Exercise objective: Return all entries word for word, but drop any images.
Begin
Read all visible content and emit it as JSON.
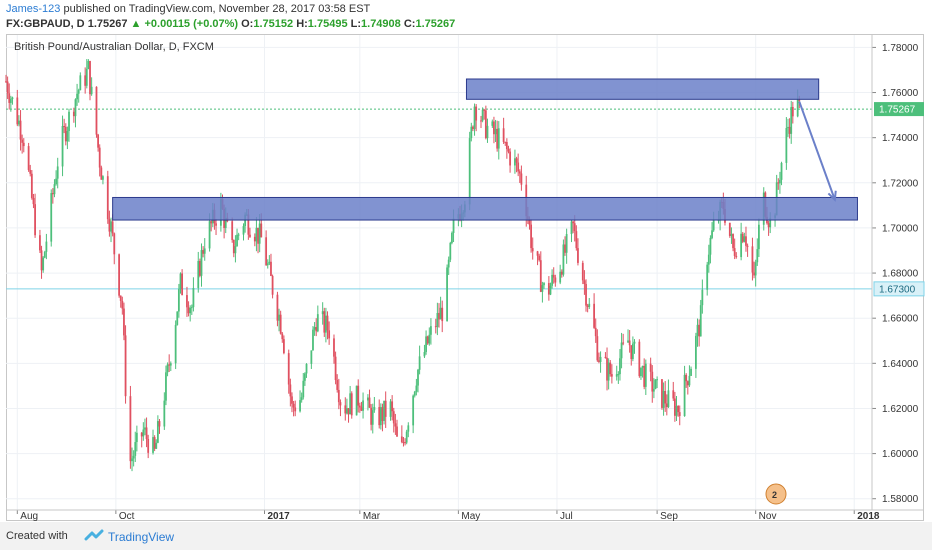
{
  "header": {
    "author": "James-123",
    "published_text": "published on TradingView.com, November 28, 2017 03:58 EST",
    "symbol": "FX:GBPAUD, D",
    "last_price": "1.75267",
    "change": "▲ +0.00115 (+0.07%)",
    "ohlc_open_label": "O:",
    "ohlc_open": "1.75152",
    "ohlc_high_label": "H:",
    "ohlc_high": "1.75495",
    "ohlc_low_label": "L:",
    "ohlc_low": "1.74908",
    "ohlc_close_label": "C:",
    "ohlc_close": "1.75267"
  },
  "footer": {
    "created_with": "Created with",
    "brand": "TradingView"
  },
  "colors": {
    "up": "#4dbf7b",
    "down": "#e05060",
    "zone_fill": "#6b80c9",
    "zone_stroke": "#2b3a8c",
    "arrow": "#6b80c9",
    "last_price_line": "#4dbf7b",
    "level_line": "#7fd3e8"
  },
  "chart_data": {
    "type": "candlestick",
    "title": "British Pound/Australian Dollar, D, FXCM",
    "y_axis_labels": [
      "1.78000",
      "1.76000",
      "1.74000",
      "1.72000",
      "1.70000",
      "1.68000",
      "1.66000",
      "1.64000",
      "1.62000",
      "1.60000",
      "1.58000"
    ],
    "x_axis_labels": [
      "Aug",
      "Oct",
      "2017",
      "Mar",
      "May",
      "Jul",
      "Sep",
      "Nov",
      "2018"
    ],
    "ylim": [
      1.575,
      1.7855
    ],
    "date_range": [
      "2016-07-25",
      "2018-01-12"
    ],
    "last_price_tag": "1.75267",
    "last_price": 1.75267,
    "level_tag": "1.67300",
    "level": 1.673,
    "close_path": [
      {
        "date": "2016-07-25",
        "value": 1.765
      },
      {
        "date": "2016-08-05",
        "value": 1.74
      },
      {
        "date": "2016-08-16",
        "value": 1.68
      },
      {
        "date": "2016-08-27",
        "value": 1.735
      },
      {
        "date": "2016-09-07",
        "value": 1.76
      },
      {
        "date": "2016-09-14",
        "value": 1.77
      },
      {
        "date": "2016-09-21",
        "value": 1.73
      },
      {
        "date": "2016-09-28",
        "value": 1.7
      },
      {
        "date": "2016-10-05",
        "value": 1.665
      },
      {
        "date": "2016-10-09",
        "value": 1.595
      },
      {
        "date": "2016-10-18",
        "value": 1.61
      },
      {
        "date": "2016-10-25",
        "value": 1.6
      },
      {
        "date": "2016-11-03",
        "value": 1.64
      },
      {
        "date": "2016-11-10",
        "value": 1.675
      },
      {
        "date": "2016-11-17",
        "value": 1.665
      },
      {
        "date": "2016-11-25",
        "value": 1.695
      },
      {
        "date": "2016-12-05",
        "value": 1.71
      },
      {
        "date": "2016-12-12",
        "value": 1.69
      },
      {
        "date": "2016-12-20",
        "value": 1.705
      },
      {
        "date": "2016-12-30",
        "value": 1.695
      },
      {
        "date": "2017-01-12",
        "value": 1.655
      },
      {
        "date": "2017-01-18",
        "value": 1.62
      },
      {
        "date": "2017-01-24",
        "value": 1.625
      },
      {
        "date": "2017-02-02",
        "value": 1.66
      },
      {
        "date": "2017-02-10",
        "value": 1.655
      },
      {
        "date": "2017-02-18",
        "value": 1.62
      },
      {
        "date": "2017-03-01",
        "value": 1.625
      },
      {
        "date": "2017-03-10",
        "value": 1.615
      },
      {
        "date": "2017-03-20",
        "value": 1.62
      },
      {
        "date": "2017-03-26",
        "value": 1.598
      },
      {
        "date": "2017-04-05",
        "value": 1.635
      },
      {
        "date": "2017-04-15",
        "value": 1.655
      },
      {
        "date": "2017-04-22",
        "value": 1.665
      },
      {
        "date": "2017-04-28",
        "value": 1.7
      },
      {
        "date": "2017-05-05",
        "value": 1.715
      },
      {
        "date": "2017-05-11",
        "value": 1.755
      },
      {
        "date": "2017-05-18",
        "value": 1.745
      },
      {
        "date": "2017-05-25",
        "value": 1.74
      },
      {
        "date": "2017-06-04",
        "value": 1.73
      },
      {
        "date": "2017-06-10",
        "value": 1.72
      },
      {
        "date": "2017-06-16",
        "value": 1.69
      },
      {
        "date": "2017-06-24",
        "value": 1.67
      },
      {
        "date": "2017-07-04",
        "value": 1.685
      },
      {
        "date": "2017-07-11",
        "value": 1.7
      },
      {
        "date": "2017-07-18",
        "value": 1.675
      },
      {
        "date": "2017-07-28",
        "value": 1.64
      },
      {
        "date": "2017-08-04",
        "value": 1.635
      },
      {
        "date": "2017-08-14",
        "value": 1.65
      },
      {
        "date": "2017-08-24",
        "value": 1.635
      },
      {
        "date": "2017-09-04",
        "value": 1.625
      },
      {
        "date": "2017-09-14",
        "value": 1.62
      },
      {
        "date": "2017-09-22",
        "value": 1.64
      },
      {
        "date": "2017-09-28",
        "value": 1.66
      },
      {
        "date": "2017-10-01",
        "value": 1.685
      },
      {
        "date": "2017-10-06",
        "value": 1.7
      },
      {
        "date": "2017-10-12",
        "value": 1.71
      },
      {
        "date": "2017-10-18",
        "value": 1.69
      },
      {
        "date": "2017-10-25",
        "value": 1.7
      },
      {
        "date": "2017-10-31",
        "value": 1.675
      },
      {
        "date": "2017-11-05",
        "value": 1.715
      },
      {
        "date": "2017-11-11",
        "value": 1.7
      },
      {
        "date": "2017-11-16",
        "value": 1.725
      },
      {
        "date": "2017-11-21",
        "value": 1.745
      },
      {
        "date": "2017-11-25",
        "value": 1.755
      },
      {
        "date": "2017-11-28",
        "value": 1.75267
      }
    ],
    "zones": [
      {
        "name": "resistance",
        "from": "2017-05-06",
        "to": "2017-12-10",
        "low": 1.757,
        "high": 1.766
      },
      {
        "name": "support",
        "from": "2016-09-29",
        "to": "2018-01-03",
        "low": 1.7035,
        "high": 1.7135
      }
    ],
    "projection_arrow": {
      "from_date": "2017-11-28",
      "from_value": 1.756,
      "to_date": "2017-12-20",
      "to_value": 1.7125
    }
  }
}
End
Expected answer:
Read all visible content and emit it as JSON.
{
  "header": {
    "author": "James-123",
    "published_text": "published on TradingView.com, November 28, 2017 03:58 EST",
    "symbol": "FX:GBPAUD, D",
    "last_price": "1.75267",
    "change": "▲ +0.00115 (+0.07%)",
    "ohlc_open_label": "O:",
    "ohlc_open": "1.75152",
    "ohlc_high_label": "H:",
    "ohlc_high": "1.75495",
    "ohlc_low_label": "L:",
    "ohlc_low": "1.74908",
    "ohlc_close_label": "C:",
    "ohlc_close": "1.75267"
  },
  "footer": {
    "created_with": "Created with",
    "brand": "TradingView"
  },
  "colors": {
    "up": "#4dbf7b",
    "down": "#e05060",
    "zone_fill": "#6b80c9",
    "zone_stroke": "#2b3a8c",
    "arrow": "#6b80c9",
    "last_price_line": "#4dbf7b",
    "level_line": "#7fd3e8"
  },
  "chart_data": {
    "type": "candlestick",
    "title": "British Pound/Australian Dollar, D, FXCM",
    "y_axis_labels": [
      "1.78000",
      "1.76000",
      "1.74000",
      "1.72000",
      "1.70000",
      "1.68000",
      "1.66000",
      "1.64000",
      "1.62000",
      "1.60000",
      "1.58000"
    ],
    "x_axis_labels": [
      "Aug",
      "Oct",
      "2017",
      "Mar",
      "May",
      "Jul",
      "Sep",
      "Nov",
      "2018"
    ],
    "ylim": [
      1.575,
      1.7855
    ],
    "date_range": [
      "2016-07-25",
      "2018-01-12"
    ],
    "last_price_tag": "1.75267",
    "last_price": 1.75267,
    "level_tag": "1.67300",
    "level": 1.673,
    "close_path": [
      {
        "date": "2016-07-25",
        "value": 1.765
      },
      {
        "date": "2016-08-05",
        "value": 1.74
      },
      {
        "date": "2016-08-16",
        "value": 1.68
      },
      {
        "date": "2016-08-27",
        "value": 1.735
      },
      {
        "date": "2016-09-07",
        "value": 1.76
      },
      {
        "date": "2016-09-14",
        "value": 1.77
      },
      {
        "date": "2016-09-21",
        "value": 1.73
      },
      {
        "date": "2016-09-28",
        "value": 1.7
      },
      {
        "date": "2016-10-05",
        "value": 1.665
      },
      {
        "date": "2016-10-09",
        "value": 1.595
      },
      {
        "date": "2016-10-18",
        "value": 1.61
      },
      {
        "date": "2016-10-25",
        "value": 1.6
      },
      {
        "date": "2016-11-03",
        "value": 1.64
      },
      {
        "date": "2016-11-10",
        "value": 1.675
      },
      {
        "date": "2016-11-17",
        "value": 1.665
      },
      {
        "date": "2016-11-25",
        "value": 1.695
      },
      {
        "date": "2016-12-05",
        "value": 1.71
      },
      {
        "date": "2016-12-12",
        "value": 1.69
      },
      {
        "date": "2016-12-20",
        "value": 1.705
      },
      {
        "date": "2016-12-30",
        "value": 1.695
      },
      {
        "date": "2017-01-12",
        "value": 1.655
      },
      {
        "date": "2017-01-18",
        "value": 1.62
      },
      {
        "date": "2017-01-24",
        "value": 1.625
      },
      {
        "date": "2017-02-02",
        "value": 1.66
      },
      {
        "date": "2017-02-10",
        "value": 1.655
      },
      {
        "date": "2017-02-18",
        "value": 1.62
      },
      {
        "date": "2017-03-01",
        "value": 1.625
      },
      {
        "date": "2017-03-10",
        "value": 1.615
      },
      {
        "date": "2017-03-20",
        "value": 1.62
      },
      {
        "date": "2017-03-26",
        "value": 1.598
      },
      {
        "date": "2017-04-05",
        "value": 1.635
      },
      {
        "date": "2017-04-15",
        "value": 1.655
      },
      {
        "date": "2017-04-22",
        "value": 1.665
      },
      {
        "date": "2017-04-28",
        "value": 1.7
      },
      {
        "date": "2017-05-05",
        "value": 1.715
      },
      {
        "date": "2017-05-11",
        "value": 1.755
      },
      {
        "date": "2017-05-18",
        "value": 1.745
      },
      {
        "date": "2017-05-25",
        "value": 1.74
      },
      {
        "date": "2017-06-04",
        "value": 1.73
      },
      {
        "date": "2017-06-10",
        "value": 1.72
      },
      {
        "date": "2017-06-16",
        "value": 1.69
      },
      {
        "date": "2017-06-24",
        "value": 1.67
      },
      {
        "date": "2017-07-04",
        "value": 1.685
      },
      {
        "date": "2017-07-11",
        "value": 1.7
      },
      {
        "date": "2017-07-18",
        "value": 1.675
      },
      {
        "date": "2017-07-28",
        "value": 1.64
      },
      {
        "date": "2017-08-04",
        "value": 1.635
      },
      {
        "date": "2017-08-14",
        "value": 1.65
      },
      {
        "date": "2017-08-24",
        "value": 1.635
      },
      {
        "date": "2017-09-04",
        "value": 1.625
      },
      {
        "date": "2017-09-14",
        "value": 1.62
      },
      {
        "date": "2017-09-22",
        "value": 1.64
      },
      {
        "date": "2017-09-28",
        "value": 1.66
      },
      {
        "date": "2017-10-01",
        "value": 1.685
      },
      {
        "date": "2017-10-06",
        "value": 1.7
      },
      {
        "date": "2017-10-12",
        "value": 1.71
      },
      {
        "date": "2017-10-18",
        "value": 1.69
      },
      {
        "date": "2017-10-25",
        "value": 1.7
      },
      {
        "date": "2017-10-31",
        "value": 1.675
      },
      {
        "date": "2017-11-05",
        "value": 1.715
      },
      {
        "date": "2017-11-11",
        "value": 1.7
      },
      {
        "date": "2017-11-16",
        "value": 1.725
      },
      {
        "date": "2017-11-21",
        "value": 1.745
      },
      {
        "date": "2017-11-25",
        "value": 1.755
      },
      {
        "date": "2017-11-28",
        "value": 1.75267
      }
    ],
    "zones": [
      {
        "name": "resistance",
        "from": "2017-05-06",
        "to": "2017-12-10",
        "low": 1.757,
        "high": 1.766
      },
      {
        "name": "support",
        "from": "2016-09-29",
        "to": "2018-01-03",
        "low": 1.7035,
        "high": 1.7135
      }
    ],
    "projection_arrow": {
      "from_date": "2017-11-28",
      "from_value": 1.756,
      "to_date": "2017-12-20",
      "to_value": 1.7125
    }
  }
}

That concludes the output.